Continue the restaurant ratings problem text from its last sentence, picking up after the output section.

* _Extracted text_
*** Begin section ***
CSU1635: Restaurant Ratings

Description

A famous travel web site has designed a new
restaurant rating system. Each restaurant is rated
by one of n (1  n  15) critics, each giving
the restaurant a nonnegative numeric rating (higher
score means better). Some of these critics are more
influential than others.
The restaurants in each city are ranked as follows.
First, sum up the ratings given by all the critics for
a restaurant. A restaurant with a higher total sum
is always better than one with a lower total sum. For restaurants with the same total sum, we rank them
based on the ratings given by critic 1. If there is a tie, then we break ties by the ratings by critic 2, etc.
A restaurant owner received the ratings for his restaurant, and is curious about how it ranks in the city. He
does not know the ratings of all the other restaurants in the city, so he would estimate this by computing the
maximum number of different ratings that is no better than the one received by the restaurant. You are asked
to write a program to answer his question.

Input

The input consists of a number of cases. Each case is specified on one line. On each line, the first integer is
n, followed by n integers containing the ratings given by the n critics (in order). You may assume that the
total sum of ratings for each restaurant is at most 30. The input is terminated by a line containing n = 0.

Output

For each input, print the number of different ratings that is no better than the given rating. You may assume
that the output fits in a 64-bit signed integer.
*** End section ***
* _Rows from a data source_
*** Begin section ***
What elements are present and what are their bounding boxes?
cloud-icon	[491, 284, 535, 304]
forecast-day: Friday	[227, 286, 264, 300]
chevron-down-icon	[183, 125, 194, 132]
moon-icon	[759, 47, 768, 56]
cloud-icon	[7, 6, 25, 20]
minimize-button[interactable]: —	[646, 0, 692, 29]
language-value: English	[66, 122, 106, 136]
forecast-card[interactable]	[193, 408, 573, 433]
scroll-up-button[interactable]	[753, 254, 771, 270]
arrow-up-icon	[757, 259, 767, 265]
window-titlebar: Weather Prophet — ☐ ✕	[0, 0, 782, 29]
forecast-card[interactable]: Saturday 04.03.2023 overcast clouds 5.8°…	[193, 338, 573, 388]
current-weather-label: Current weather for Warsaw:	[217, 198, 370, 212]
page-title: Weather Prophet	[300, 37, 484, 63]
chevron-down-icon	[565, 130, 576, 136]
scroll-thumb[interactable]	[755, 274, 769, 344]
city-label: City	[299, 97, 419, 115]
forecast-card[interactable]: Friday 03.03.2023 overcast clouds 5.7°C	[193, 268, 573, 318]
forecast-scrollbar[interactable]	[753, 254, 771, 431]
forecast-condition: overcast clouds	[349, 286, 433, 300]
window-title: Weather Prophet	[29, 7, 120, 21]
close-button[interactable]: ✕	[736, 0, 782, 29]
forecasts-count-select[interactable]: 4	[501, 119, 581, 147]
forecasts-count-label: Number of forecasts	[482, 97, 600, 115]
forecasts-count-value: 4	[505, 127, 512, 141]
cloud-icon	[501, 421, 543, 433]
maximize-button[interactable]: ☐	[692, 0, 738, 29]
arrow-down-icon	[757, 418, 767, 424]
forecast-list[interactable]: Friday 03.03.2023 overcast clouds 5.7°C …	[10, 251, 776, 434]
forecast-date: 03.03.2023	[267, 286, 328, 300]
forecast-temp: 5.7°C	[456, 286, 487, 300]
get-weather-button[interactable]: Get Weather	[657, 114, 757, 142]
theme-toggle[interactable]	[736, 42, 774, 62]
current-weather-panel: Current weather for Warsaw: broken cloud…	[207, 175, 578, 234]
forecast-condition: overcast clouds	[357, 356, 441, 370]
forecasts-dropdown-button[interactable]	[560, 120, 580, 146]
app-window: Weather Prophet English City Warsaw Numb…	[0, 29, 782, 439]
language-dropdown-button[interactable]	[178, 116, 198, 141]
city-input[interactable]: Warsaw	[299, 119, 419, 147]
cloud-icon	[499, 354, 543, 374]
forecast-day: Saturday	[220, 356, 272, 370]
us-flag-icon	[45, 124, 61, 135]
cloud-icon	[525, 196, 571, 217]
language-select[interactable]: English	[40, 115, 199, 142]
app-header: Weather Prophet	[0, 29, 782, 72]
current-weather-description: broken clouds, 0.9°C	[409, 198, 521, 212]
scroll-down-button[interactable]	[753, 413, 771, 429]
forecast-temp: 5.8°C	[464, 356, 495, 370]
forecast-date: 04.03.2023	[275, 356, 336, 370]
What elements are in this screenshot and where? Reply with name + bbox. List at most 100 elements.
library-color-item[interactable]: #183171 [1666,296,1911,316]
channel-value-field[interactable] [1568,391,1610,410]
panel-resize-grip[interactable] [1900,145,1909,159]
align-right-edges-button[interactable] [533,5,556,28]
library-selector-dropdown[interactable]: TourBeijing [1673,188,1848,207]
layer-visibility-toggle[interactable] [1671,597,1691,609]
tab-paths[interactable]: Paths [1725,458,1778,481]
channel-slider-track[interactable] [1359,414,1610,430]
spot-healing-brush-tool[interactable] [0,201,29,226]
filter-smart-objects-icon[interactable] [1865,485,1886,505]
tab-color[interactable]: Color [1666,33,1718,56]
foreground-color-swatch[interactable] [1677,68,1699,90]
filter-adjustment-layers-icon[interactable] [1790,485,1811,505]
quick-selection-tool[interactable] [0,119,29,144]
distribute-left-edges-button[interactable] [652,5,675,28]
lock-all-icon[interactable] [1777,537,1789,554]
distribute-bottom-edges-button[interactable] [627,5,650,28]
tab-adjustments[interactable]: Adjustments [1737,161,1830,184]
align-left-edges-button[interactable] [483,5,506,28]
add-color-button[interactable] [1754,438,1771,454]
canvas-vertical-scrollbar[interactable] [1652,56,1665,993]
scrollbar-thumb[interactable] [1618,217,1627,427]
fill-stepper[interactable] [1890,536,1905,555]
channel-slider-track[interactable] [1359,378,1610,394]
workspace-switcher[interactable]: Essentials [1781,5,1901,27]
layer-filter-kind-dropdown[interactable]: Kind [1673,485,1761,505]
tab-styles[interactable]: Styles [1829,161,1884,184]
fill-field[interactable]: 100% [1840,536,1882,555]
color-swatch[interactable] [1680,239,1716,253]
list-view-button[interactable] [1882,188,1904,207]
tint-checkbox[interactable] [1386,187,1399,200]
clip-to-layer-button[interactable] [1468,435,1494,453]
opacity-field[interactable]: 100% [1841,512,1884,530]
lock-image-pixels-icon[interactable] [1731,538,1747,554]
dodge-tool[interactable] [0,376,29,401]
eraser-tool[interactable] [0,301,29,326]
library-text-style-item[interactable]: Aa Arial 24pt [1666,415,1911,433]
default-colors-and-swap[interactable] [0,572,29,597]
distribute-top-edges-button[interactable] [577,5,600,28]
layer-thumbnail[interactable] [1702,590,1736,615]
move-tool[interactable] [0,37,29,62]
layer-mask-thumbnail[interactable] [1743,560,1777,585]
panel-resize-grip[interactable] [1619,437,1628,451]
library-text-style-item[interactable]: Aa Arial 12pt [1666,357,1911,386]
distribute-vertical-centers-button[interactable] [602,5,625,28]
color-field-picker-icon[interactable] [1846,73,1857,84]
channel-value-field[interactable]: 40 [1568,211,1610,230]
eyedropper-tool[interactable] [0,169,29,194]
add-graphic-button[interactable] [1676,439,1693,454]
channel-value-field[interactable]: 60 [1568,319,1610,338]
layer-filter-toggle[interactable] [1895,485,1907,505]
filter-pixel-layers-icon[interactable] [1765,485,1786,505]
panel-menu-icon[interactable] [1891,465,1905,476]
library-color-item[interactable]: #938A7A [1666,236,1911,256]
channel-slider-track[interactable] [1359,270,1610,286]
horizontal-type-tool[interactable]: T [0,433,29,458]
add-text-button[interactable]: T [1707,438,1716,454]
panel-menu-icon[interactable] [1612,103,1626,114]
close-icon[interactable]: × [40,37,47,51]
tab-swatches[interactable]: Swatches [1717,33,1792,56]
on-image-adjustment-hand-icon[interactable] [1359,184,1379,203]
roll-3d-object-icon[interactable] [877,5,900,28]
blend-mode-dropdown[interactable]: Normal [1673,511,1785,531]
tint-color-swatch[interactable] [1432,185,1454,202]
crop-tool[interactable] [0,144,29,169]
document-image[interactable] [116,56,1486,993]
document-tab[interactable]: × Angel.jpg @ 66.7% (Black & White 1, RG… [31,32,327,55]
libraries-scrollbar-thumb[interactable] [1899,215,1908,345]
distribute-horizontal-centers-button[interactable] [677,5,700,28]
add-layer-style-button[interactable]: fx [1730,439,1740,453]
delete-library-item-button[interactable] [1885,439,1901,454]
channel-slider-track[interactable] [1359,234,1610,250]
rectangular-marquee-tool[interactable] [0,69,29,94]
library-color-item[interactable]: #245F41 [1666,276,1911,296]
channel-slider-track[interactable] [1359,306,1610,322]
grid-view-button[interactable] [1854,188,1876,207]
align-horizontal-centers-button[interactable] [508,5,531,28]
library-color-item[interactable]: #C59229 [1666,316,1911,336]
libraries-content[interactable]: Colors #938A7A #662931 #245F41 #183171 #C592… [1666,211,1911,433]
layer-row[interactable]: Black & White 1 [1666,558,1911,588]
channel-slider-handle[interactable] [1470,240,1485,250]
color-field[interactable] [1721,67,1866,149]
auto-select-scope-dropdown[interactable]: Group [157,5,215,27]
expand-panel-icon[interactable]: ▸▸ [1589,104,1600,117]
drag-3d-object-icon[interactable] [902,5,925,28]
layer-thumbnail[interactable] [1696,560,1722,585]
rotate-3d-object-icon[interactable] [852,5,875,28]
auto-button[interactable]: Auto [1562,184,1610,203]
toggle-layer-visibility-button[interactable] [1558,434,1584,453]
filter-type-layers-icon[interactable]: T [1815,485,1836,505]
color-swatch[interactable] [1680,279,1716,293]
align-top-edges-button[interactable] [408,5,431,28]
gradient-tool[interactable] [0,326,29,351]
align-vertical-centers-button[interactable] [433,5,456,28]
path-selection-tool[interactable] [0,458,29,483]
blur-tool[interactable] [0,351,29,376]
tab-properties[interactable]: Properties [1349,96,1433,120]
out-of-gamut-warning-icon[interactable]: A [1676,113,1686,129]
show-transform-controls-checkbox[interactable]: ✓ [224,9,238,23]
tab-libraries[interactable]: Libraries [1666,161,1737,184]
*** End section ***
* _Task result_
Sample Input

1 3
2 4 3
5 4 3 2 1 4
0

Sample Output

4
33
10810

HINT

Source

题意：有n个评委打分，餐馆所得的分数是所有评委给分的总和，要求分数不高于这个分数的最大数量，在总分相同的情况下，看第一个评委分高的排名靠前，第一个相同，那么比较第二个，如此类推

思路:首先dp求出每种数量的评委对应不同总分的数量，然后再在计算中加上所有总分低的数量，还有枚举各个评委

#include <iostream>
#include <stdio.h>
#include <string.h>
#include <stack>
#include <queue>
#include <map>
#include <set>
#include <vector>
#include <math.h>
#include <bitset>
#include <algorithm>
#include <climits>
using namespace std;

#define LS 2*i
#define RS 2*i+1
#define UP(i,x,y) for(i=x;i<=y;i++)
#define DOWN(i,x,y) for(i=x;i>=y;i--)
#define MEM(a,x) memset(a,x,sizeof(a))
#define W(a) while(a)
#define gcd(a,b) __gcd(a,b)
#define LL long long
#define N 25
#define MOD 1000000007
#define INF 0x3f3f3f3f
#define EXP 1e-8

LL dp[35][35];
int a[35];

int main()
{
    int n,i,j,k;
    dp[0][0] = 1;
    UP(i,1,15)
    {
        UP(j,0,30)
        {
            UP(k,0,j)
            {
                dp[i][j]+=dp[i-1][j-k];
            }
        }
    }
    W(~scanf("%d",&n))
    {
        if(!n) break;
        int sum = 0;
        LL ans = 1;
        UP(i,0,n-1)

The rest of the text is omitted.